Excerto do texto →
◆ ◆ ◆ ◆
O velho Homem-Novo revelou-se imperial e está, com o império e o capitalismo, num rumo suicidário que parece inevitável, dado os vícios imperialistas estarem incorporados nos povos. Como os russos e os ucranianos que estão orgulhos dos respectivos países, ainda que em modo de deserção ou a combater contrariados, aspiram a subidas das respectivas nacionalidades do ranking imperial das nações. Os povos que assistem à guerra preocupam-se com o mesmo: como subir no ranking, incluindo os sacrifícios que são indispensáveis para tal, por exemplo, trabalhando mais pelos salários disponíveis em perda e em pobreza energética.
O império é os EUA, a globalização (financiarização neo-liberal) em transição para a sede em Pequim ou um estado de espírito milenar que foi democratizado num processo semi-milenar que todos estamos obrigados a adoptar quando nos expressamos (porque a cultura aprendida nas escolas e nas universidades nos prende à missão imperial em curso e em crise)?
2 respostas
Conquanto os comentários de António sejam pertinentes, oportunos e bem fundamentados, parece haver uma certa relutância em reconhecer alguns factos cruciais. Sim, a pergunta final engloba grande parte dos vectores da questão, e devemos vê-los a todos como elementos constituintes, em vez da ideia de que uns excluem os outros.
◆ ◆ ◆ ◆
Entradas de dados guardadas:
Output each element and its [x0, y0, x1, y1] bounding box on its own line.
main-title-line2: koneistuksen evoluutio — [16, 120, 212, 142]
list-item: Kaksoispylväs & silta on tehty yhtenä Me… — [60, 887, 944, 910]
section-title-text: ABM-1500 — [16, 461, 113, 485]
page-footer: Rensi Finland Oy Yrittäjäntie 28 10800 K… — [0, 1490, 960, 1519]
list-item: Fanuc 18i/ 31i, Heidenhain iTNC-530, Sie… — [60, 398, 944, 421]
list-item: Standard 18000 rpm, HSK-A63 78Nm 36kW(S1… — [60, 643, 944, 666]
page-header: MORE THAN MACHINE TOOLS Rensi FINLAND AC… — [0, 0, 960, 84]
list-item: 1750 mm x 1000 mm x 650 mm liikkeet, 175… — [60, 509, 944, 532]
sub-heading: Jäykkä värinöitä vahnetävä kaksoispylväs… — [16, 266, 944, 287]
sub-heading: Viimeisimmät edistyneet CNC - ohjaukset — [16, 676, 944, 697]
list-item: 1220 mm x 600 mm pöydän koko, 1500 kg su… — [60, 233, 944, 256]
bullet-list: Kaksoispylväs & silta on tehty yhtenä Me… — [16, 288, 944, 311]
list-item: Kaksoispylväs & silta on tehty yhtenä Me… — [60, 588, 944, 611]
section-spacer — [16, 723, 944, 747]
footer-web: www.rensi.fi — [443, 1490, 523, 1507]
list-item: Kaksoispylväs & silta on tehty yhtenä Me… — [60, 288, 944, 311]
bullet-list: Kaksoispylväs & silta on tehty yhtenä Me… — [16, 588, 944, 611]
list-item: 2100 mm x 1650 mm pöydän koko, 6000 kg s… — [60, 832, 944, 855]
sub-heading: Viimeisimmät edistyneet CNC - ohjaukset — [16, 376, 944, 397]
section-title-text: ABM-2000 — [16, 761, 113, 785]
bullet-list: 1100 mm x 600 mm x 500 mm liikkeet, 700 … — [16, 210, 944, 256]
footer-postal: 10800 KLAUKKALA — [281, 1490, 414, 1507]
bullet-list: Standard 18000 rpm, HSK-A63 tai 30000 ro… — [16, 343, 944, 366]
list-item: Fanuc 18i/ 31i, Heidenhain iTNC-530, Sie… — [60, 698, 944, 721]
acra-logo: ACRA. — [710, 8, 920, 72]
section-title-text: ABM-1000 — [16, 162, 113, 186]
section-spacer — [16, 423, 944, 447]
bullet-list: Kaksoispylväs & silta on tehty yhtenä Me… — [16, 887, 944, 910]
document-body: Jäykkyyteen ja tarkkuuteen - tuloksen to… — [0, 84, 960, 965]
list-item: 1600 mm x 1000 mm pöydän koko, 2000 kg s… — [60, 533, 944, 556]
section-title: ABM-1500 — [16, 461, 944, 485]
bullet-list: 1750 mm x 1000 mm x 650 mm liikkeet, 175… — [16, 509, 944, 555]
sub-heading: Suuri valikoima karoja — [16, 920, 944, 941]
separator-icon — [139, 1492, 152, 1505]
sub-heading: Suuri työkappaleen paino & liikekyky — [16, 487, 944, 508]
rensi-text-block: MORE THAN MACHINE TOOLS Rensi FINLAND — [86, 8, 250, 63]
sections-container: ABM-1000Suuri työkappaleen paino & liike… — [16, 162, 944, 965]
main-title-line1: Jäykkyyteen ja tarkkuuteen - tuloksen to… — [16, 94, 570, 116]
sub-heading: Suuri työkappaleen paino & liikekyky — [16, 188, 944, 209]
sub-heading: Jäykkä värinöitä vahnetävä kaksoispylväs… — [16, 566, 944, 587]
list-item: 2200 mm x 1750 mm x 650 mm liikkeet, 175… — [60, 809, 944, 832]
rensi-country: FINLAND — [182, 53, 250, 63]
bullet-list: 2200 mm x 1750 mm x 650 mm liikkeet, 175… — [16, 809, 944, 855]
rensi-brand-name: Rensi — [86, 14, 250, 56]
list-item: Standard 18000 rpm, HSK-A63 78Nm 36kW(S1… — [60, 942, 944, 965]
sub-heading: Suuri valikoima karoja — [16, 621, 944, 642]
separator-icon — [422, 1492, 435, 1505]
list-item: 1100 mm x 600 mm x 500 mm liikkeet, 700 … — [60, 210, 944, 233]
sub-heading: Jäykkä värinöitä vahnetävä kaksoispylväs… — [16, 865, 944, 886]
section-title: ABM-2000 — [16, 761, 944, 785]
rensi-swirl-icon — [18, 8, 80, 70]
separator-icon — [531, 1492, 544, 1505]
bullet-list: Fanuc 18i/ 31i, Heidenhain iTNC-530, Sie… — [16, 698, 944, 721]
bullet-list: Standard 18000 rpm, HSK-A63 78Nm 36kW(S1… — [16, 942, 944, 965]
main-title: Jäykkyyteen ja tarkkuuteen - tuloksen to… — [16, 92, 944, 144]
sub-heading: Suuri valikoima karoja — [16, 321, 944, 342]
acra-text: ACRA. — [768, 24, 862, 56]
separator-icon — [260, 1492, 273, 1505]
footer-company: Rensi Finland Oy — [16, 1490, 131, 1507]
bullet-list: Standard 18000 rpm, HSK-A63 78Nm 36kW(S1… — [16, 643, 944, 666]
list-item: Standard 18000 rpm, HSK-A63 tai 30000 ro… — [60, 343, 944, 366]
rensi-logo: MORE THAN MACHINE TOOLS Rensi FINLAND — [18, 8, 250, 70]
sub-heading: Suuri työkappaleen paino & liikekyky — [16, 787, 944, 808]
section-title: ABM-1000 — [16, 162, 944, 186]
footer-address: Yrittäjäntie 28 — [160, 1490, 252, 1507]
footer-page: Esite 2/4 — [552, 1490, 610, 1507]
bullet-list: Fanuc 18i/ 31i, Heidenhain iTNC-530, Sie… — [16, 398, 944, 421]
◆ ◆ ◆ ◆
Tarefa A → Indique se cada afirmação concorda com o texto sobre o império, respondendo sim ou não e citando as palavras decisivas desse texto: (i) os povos que assistem à guerra preocupam-se em subir no ranking; (ii) a sede em Pequim é apresentada como já estabelecida; (iii) o comentário defende que os vectores da questão se excluem uns aos outros.
Tarefa B → Prossiga o texto sobre o império a partir da última frase apresentada.

Resposta final A →
(i) Sim: "Os povos que assistem à guerra preocupam-se com o mesmo: como subir no ranking".
(ii) Não: "em transição para a sede em Pequim".
(iii) Não: "devemos vê-los a todos como elementos constituintes, em vez da ideia de que uns excluem os outros".

Resposta final B →
A meu ver, um dos aspectos em falta na argumentação do António, tem a ver com a “vocação” hegemónica assumida pelos EUA, sobretudo no pós II Guerra, altamente potenciada pelo acordo de Bretton Woods. Essa caça ao domínio global que inclui a nota verde, as muitas centenas de bases espalhadas pelo mundo, o uso da força bruta ou soft contra todos os países que recusem conformar-se, o controlo de todas as instituições globais, sanções arbitrárias, controlo férreo dos media, as maiores máquinas de propaganda que mergulham o mundo no discurso único e toda uma infindável série de outros mecanismos, fundações, gestão de fundos, NATO, monopólios, estados-satélites, etc, é sim a concretização do império.
Isto para dizer que sim, o império americano existe mesmo, é concreto, embora em nítida decadência, já conseguiu submeter a totalidade da Europa e pretende submeter igualmente os seus rivais principais, como a Rússia e a China, embora todos saibam que não irá conseguir, pois esses colossos não são a Líbia nem o Afganistão.
O império chinês é de uma natureza bastante diferente, encontra-se em fase ascendente e tudo indica que vai ultrapassar o decadente rival yankee.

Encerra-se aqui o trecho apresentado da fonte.